* _DIRECTION_:
Rewrite every item below with "Ljubljana" changed to "Trieste", leaving everything else the same.

[Boxed element entries]
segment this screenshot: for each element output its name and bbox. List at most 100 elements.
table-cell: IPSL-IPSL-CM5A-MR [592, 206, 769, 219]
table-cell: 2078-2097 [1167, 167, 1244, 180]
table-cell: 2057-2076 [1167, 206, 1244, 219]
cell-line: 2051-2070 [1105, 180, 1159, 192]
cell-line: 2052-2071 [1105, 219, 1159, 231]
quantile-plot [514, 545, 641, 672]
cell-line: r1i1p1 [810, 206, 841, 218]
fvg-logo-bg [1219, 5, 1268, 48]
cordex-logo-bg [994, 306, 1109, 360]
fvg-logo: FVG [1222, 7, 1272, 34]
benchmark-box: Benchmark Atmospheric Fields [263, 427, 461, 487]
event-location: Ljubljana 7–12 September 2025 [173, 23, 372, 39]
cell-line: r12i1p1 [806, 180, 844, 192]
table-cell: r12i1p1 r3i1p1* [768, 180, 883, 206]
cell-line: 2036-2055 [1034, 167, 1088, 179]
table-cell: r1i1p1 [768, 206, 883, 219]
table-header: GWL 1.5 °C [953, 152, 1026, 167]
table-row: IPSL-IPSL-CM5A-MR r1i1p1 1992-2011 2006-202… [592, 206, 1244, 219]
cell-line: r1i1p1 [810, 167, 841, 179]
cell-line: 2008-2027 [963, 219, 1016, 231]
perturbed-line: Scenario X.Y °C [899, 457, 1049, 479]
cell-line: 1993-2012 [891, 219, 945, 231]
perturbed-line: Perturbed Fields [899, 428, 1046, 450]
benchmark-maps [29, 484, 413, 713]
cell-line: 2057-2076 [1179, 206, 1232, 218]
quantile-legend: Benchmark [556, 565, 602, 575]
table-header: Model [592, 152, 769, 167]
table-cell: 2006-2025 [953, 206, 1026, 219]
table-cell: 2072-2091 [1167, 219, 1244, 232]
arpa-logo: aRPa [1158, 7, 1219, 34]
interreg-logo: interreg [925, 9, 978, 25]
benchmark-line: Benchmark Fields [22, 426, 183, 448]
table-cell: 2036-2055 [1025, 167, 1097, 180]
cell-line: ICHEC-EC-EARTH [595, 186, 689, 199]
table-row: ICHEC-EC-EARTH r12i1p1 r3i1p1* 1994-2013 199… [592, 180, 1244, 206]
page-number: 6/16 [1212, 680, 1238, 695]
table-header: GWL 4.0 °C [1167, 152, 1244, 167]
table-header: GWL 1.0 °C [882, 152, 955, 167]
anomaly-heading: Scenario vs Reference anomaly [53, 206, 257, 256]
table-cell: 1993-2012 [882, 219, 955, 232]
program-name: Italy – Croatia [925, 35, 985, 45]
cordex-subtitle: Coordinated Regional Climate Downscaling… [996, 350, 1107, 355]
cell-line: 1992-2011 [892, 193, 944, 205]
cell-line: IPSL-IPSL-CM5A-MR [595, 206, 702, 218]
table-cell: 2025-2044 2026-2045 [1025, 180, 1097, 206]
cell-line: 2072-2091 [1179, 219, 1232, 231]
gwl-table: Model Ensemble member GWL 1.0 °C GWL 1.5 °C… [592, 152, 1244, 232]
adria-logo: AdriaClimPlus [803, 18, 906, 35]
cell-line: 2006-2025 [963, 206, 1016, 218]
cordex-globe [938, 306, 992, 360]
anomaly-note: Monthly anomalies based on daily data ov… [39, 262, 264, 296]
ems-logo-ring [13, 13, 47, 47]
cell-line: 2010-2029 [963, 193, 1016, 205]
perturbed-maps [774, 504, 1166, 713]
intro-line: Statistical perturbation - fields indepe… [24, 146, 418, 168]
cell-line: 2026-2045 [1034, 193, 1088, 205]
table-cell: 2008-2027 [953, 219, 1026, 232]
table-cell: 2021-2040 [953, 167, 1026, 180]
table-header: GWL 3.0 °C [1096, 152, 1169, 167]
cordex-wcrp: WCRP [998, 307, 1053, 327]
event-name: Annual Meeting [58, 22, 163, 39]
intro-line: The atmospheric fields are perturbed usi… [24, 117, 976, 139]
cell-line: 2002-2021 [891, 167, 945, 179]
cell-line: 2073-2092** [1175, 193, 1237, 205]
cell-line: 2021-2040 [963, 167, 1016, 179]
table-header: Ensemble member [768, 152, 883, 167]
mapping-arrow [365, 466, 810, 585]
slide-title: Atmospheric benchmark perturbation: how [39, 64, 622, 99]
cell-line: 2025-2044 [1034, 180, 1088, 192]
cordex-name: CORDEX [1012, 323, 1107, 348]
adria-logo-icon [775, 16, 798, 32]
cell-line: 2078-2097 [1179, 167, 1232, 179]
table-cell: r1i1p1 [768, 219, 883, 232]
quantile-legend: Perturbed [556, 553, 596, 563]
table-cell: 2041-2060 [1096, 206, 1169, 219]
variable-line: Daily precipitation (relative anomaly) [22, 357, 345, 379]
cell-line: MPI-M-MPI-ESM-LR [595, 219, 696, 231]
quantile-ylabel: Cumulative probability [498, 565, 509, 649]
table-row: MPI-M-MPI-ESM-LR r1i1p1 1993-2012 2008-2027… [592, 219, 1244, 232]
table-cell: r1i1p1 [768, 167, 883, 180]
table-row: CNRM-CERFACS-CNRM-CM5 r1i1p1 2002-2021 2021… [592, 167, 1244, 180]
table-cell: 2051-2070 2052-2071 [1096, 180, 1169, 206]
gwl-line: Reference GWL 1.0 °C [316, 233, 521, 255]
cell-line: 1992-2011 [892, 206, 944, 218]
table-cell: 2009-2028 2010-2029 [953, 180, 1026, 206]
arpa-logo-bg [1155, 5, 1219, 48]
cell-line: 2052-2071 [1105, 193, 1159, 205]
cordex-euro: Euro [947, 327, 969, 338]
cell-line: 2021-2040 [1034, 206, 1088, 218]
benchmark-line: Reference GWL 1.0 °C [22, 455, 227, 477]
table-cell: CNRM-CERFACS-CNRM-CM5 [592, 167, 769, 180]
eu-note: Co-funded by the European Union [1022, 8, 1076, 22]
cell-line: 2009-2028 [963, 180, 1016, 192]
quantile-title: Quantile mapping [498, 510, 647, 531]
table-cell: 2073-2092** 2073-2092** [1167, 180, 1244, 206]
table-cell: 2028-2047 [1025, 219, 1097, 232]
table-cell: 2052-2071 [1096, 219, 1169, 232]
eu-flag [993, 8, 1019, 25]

* _FINAL RESULT_:
segment this screenshot: for each element output its name and bbox. List at most 100 elements.
table-cell: IPSL-IPSL-CM5A-MR [592, 206, 769, 219]
table-cell: 2078-2097 [1167, 167, 1244, 180]
table-cell: 2057-2076 [1167, 206, 1244, 219]
cell-line: 2051-2070 [1105, 180, 1159, 192]
cell-line: 2052-2071 [1105, 219, 1159, 231]
quantile-plot [514, 545, 641, 672]
cell-line: r1i1p1 [810, 206, 841, 218]
fvg-logo-bg [1219, 5, 1268, 48]
cordex-logo-bg [994, 306, 1109, 360]
fvg-logo: FVG [1222, 7, 1272, 34]
benchmark-box: Benchmark Atmospheric Fields [263, 427, 461, 487]
event-location: Trieste 7–12 September 2025 [173, 23, 372, 39]
cell-line: r12i1p1 [806, 180, 844, 192]
table-cell: r12i1p1 r3i1p1* [768, 180, 883, 206]
cell-line: 2036-2055 [1034, 167, 1088, 179]
table-cell: r1i1p1 [768, 206, 883, 219]
table-header: GWL 1.5 °C [953, 152, 1026, 167]
table-row: IPSL-IPSL-CM5A-MR r1i1p1 1992-2011 2006-202… [592, 206, 1244, 219]
cell-line: r1i1p1 [810, 167, 841, 179]
cell-line: 2008-2027 [963, 219, 1016, 231]
perturbed-line: Scenario X.Y °C [899, 457, 1049, 479]
cell-line: 1993-2012 [891, 219, 945, 231]
perturbed-line: Perturbed Fields [899, 428, 1046, 450]
benchmark-maps [29, 484, 413, 713]
cell-line: 2057-2076 [1179, 206, 1232, 218]
quantile-legend: Benchmark [556, 565, 602, 575]
table-header: Model [592, 152, 769, 167]
table-cell: 2006-2025 [953, 206, 1026, 219]
table-cell: 2072-2091 [1167, 219, 1244, 232]
arpa-logo: aRPa [1158, 7, 1219, 34]
interreg-logo: interreg [925, 9, 978, 25]
benchmark-line: Benchmark Fields [22, 426, 183, 448]
table-cell: 2036-2055 [1025, 167, 1097, 180]
cell-line: ICHEC-EC-EARTH [595, 186, 689, 199]
table-row: ICHEC-EC-EARTH r12i1p1 r3i1p1* 1994-2013 199… [592, 180, 1244, 206]
page-number: 6/16 [1212, 680, 1238, 695]
table-header: GWL 4.0 °C [1167, 152, 1244, 167]
table-header: GWL 1.0 °C [882, 152, 955, 167]
anomaly-heading: Scenario vs Reference anomaly [53, 206, 257, 256]
table-cell: 1993-2012 [882, 219, 955, 232]
program-name: Italy – Croatia [925, 35, 985, 45]
cordex-subtitle: Coordinated Regional Climate Downscaling… [996, 350, 1107, 355]
cell-line: 1992-2011 [892, 193, 944, 205]
cell-line: IPSL-IPSL-CM5A-MR [595, 206, 702, 218]
table-cell: 2025-2044 2026-2045 [1025, 180, 1097, 206]
cell-line: 2072-2091 [1179, 219, 1232, 231]
gwl-table: Model Ensemble member GWL 1.0 °C GWL 1.5 °C… [592, 152, 1244, 232]
adria-logo: AdriaClimPlus [803, 18, 906, 35]
cell-line: 2006-2025 [963, 206, 1016, 218]
cordex-globe [938, 306, 992, 360]
anomaly-note: Monthly anomalies based on daily data ov… [39, 262, 264, 296]
ems-logo-ring [13, 13, 47, 47]
cell-line: 2010-2029 [963, 193, 1016, 205]
perturbed-maps [774, 504, 1166, 713]
intro-line: Statistical perturbation - fields indepe… [24, 146, 418, 168]
cell-line: 2026-2045 [1034, 193, 1088, 205]
table-cell: 2008-2027 [953, 219, 1026, 232]
table-cell: 2021-2040 [953, 167, 1026, 180]
table-header: GWL 3.0 °C [1096, 152, 1169, 167]
cordex-wcrp: WCRP [998, 307, 1053, 327]
event-name: Annual Meeting [58, 22, 163, 39]
intro-line: The atmospheric fields are perturbed usi… [24, 117, 976, 139]
cell-line: 2002-2021 [891, 167, 945, 179]
cell-line: 2073-2092** [1175, 193, 1237, 205]
cell-line: 2021-2040 [963, 167, 1016, 179]
table-header: Ensemble member [768, 152, 883, 167]
mapping-arrow [365, 466, 810, 585]
slide-title: Atmospheric benchmark perturbation: how [39, 64, 622, 99]
cell-line: 2025-2044 [1034, 180, 1088, 192]
cordex-name: CORDEX [1012, 323, 1107, 348]
adria-logo-icon [775, 16, 798, 32]
cell-line: 2078-2097 [1179, 167, 1232, 179]
table-cell: r1i1p1 [768, 219, 883, 232]
quantile-legend: Perturbed [556, 553, 596, 563]
table-cell: 2041-2060 [1096, 206, 1169, 219]
variable-line: Daily precipitation (relative anomaly) [22, 357, 345, 379]
cell-line: MPI-M-MPI-ESM-LR [595, 219, 696, 231]
quantile-ylabel: Cumulative probability [498, 565, 509, 649]
table-row: MPI-M-MPI-ESM-LR r1i1p1 1993-2012 2008-2027… [592, 219, 1244, 232]
table-cell: r1i1p1 [768, 167, 883, 180]
table-row: CNRM-CERFACS-CNRM-CM5 r1i1p1 2002-2021 2021… [592, 167, 1244, 180]
table-cell: 2051-2070 2052-2071 [1096, 180, 1169, 206]
gwl-line: Reference GWL 1.0 °C [316, 233, 521, 255]
cell-line: 1992-2011 [892, 206, 944, 218]
table-cell: 2009-2028 2010-2029 [953, 180, 1026, 206]
arpa-logo-bg [1155, 5, 1219, 48]
cell-line: 2052-2071 [1105, 193, 1159, 205]
cordex-euro: Euro [947, 327, 969, 338]
cell-line: 2021-2040 [1034, 206, 1088, 218]
benchmark-line: Reference GWL 1.0 °C [22, 455, 227, 477]
table-cell: CNRM-CERFACS-CNRM-CM5 [592, 167, 769, 180]
eu-note: Co-funded by the European Union [1022, 8, 1076, 22]
cell-line: 2009-2028 [963, 180, 1016, 192]
quantile-title: Quantile mapping [498, 510, 647, 531]
table-cell: 2073-2092** 2073-2092** [1167, 180, 1244, 206]
table-cell: 2028-2047 [1025, 219, 1097, 232]
table-cell: 2052-2071 [1096, 219, 1169, 232]
eu-flag [993, 8, 1019, 25]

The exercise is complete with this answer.